(Collection entries)
— Start —
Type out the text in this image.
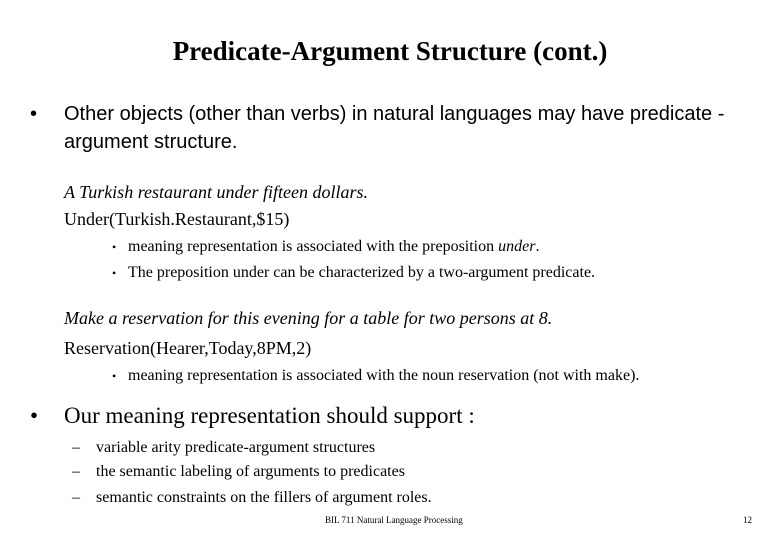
Predicate-Argument Structure (cont.)
•	Other objects (other than verbs) in natural languages may have predicate -argument structure.
A Turkish restaurant under fifteen dollars.
Under(Turkish.Restaurant,$15)
• meaning representation is associated with the preposition under.
• The preposition under can be characterized by a two-argument predicate.
Make a reservation for this evening for a table for two persons at 8.
Reservation(Hearer,Today,8PM,2)
• meaning representation is associated with the noun reservation (not with make).
•	Our meaning representation should support :
– variable arity predicate-argument structures
– the semantic labeling of arguments to predicates
– semantic constraints on the fillers of argument roles.
BIL 711 Natural Language Processing	12
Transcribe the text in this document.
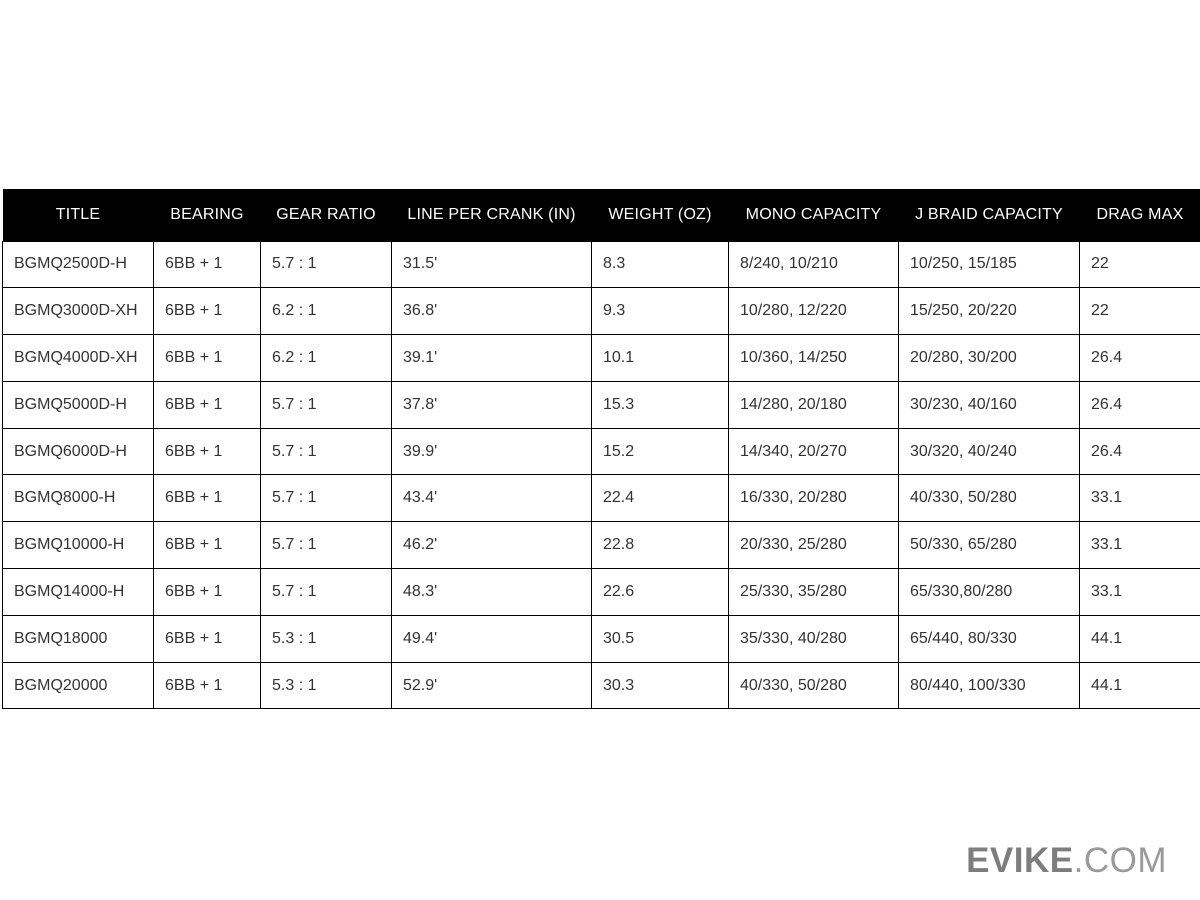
TITLE	BEARING	GEAR RATIO	LINE PER CRANK (IN)	WEIGHT (OZ)	MONO CAPACITY	J BRAID CAPACITY	DRAG MAX
BGMQ2500D-H	6BB + 1	5.7 : 1	31.5'	8.3	8/240, 10/210	10/250, 15/185	22
BGMQ3000D-XH	6BB + 1	6.2 : 1	36.8'	9.3	10/280, 12/220	15/250, 20/220	22
BGMQ4000D-XH	6BB + 1	6.2 : 1	39.1'	10.1	10/360, 14/250	20/280, 30/200	26.4
BGMQ5000D-H	6BB + 1	5.7 : 1	37.8'	15.3	14/280, 20/180	30/230, 40/160	26.4
BGMQ6000D-H	6BB + 1	5.7 : 1	39.9'	15.2	14/340, 20/270	30/320, 40/240	26.4
BGMQ8000-H	6BB + 1	5.7 : 1	43.4'	22.4	16/330, 20/280	40/330, 50/280	33.1
BGMQ10000-H	6BB + 1	5.7 : 1	46.2'	22.8	20/330, 25/280	50/330, 65/280	33.1
BGMQ14000-H	6BB + 1	5.7 : 1	48.3'	22.6	25/330, 35/280	65/330,80/280	33.1
BGMQ18000	6BB + 1	5.3 : 1	49.4'	30.5	35/330, 40/280	65/440, 80/330	44.1
BGMQ20000	6BB + 1	5.3 : 1	52.9'	30.3	40/330, 50/280	80/440, 100/330	44.1
EVIKE.COM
— End —
**Task**. Show all lines from the listing above in which "this" appears.

**Written solution**.
Type out the text in this image.
Make a reservation for this evening for a table for two persons at 8.
Transcribe the text in this document.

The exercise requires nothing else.